### Data excerpts ###
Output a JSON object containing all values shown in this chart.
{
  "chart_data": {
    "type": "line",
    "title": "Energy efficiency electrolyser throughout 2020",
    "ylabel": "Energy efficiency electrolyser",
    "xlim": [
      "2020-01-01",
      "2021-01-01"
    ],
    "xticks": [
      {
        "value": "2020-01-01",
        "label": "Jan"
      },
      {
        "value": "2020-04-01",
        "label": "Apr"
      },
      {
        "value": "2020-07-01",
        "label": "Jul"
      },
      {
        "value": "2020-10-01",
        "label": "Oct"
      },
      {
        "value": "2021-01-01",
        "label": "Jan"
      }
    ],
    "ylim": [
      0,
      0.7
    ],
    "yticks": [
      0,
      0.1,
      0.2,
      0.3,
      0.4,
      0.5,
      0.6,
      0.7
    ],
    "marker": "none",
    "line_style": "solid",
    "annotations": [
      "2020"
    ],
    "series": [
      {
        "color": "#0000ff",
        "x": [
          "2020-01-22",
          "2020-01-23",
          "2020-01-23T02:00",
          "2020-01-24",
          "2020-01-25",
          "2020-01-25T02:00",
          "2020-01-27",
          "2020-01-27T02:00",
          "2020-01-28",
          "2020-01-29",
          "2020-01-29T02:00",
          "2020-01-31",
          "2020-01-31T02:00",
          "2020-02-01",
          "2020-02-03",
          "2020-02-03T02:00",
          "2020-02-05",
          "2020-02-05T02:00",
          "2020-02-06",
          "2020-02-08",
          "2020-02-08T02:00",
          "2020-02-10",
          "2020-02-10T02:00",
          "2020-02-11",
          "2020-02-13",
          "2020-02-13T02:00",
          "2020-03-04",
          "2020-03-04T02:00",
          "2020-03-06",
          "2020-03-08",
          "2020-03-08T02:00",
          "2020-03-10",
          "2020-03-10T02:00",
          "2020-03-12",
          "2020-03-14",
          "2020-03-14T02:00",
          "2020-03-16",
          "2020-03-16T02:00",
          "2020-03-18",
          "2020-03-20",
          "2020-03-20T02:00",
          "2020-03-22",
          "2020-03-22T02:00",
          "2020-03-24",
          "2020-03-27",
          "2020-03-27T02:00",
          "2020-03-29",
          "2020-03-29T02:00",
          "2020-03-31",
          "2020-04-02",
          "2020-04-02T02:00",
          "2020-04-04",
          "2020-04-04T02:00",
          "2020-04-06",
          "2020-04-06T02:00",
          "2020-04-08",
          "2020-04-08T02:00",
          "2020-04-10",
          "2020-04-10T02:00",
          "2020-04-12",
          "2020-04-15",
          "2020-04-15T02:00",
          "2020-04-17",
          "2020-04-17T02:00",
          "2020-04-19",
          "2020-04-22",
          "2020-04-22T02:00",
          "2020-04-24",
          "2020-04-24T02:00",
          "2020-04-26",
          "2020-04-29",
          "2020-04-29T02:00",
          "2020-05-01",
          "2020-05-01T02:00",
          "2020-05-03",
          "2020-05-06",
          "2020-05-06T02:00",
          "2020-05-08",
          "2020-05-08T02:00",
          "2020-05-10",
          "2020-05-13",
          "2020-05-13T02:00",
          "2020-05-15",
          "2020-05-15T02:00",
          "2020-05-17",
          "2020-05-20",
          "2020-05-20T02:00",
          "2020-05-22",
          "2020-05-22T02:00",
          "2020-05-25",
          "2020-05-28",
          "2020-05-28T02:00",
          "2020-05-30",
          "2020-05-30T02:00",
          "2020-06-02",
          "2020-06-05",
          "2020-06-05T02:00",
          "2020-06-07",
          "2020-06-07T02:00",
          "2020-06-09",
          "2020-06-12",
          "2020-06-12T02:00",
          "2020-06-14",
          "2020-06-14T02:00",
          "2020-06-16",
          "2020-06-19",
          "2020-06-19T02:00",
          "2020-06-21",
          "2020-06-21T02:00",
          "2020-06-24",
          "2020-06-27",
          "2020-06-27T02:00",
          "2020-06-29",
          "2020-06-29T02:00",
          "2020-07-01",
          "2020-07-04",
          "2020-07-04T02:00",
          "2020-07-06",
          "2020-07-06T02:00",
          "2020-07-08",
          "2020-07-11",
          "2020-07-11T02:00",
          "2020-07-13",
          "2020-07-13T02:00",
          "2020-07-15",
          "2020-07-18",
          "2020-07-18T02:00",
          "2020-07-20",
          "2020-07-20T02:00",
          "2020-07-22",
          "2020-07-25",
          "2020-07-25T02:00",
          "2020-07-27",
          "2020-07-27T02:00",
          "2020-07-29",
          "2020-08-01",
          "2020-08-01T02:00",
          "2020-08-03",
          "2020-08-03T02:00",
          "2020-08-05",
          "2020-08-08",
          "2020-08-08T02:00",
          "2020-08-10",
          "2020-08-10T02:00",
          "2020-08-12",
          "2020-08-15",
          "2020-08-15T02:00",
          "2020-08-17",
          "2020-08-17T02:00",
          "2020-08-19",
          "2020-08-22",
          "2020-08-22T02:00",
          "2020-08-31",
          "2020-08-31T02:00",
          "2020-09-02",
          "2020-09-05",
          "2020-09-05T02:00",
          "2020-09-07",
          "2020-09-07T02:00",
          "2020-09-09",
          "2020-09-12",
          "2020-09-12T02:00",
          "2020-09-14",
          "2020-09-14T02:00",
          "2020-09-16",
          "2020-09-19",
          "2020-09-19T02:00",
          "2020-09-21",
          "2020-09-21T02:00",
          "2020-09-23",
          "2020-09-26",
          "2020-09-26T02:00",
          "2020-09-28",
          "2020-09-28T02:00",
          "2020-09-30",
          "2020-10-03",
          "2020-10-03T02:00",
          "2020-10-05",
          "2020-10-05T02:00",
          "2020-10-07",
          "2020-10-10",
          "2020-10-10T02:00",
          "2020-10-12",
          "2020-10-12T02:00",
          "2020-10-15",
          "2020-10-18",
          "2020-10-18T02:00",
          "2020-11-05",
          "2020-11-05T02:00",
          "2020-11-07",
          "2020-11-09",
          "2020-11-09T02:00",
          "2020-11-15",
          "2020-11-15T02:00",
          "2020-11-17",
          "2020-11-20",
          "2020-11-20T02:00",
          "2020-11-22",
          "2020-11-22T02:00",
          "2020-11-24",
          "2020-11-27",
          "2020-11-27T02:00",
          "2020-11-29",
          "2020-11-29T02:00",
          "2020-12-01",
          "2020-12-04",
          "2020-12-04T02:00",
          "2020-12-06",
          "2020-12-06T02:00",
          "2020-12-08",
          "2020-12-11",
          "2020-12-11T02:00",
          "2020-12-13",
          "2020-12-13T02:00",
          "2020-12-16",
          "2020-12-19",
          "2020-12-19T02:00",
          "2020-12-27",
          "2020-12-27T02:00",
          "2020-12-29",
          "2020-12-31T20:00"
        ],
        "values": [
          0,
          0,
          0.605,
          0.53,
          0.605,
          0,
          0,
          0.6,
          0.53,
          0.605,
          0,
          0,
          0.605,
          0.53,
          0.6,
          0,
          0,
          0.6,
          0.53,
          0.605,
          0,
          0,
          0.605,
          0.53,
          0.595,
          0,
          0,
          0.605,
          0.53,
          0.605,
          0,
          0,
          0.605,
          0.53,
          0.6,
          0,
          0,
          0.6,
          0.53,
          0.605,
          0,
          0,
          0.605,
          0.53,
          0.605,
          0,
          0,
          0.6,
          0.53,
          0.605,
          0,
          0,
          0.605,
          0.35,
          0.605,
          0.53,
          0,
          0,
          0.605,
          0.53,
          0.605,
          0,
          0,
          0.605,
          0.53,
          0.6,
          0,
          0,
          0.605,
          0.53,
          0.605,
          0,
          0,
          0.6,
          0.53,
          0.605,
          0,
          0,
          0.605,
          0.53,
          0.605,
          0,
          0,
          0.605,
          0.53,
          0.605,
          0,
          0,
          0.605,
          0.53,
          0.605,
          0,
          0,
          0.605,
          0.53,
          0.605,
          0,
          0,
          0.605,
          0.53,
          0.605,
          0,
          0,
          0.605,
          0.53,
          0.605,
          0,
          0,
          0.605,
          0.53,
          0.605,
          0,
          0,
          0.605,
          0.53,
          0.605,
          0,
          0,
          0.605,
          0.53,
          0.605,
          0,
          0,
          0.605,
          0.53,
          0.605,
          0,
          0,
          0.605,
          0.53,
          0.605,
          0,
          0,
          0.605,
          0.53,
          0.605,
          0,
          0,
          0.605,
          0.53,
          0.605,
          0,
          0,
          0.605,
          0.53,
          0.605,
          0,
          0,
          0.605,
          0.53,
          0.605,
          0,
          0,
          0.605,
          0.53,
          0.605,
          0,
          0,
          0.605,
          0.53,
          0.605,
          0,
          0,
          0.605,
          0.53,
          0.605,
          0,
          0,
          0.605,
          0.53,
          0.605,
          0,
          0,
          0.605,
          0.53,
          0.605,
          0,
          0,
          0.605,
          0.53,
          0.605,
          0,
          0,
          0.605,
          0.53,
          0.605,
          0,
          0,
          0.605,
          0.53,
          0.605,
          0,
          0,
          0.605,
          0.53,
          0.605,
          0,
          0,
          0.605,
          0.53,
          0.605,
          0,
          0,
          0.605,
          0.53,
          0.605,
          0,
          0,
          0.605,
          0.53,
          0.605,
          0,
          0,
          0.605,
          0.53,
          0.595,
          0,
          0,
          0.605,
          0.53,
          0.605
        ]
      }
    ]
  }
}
###
Work to be completed: Establish how many lines of the records contain the string "electrolyser" and state that number without elaboration.

Output of the exercise: 2